EXERCISE AIM
Copy each line that has the string "的否命题是" somewhere in it.

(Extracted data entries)
■ ■ ■ ■ ■
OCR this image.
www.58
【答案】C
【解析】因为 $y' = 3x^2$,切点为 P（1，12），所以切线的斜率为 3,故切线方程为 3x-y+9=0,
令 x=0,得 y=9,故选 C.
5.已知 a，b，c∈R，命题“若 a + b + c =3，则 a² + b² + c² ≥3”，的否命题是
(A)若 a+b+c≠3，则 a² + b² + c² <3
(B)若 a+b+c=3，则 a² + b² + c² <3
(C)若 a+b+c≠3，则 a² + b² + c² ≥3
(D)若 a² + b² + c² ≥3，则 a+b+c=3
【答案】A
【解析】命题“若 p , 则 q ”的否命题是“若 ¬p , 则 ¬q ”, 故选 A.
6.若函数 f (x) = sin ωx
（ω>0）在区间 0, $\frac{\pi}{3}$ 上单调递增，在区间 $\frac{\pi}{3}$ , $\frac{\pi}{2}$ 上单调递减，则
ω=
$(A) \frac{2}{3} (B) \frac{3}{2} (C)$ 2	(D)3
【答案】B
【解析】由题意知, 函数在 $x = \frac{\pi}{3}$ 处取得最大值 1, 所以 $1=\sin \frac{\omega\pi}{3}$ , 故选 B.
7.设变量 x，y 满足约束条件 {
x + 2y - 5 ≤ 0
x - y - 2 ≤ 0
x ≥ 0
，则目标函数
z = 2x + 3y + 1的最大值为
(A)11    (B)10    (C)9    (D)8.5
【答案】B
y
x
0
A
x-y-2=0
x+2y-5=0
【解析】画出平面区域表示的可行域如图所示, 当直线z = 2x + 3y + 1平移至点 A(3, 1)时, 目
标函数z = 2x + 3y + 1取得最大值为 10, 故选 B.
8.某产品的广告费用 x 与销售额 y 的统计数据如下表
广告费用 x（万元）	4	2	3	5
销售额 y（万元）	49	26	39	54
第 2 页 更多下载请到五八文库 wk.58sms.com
■ ■ ■ ■ ■
COMPLETE ANSWER
5.已知 a，b，c∈R，命题“若 a + b + c =3，则 a² + b² + c² ≥3”，的否命题是
【解析】命题“若 p , 则 q ”的否命题是“若 ¬p , 则 ¬q ”, 故选 A.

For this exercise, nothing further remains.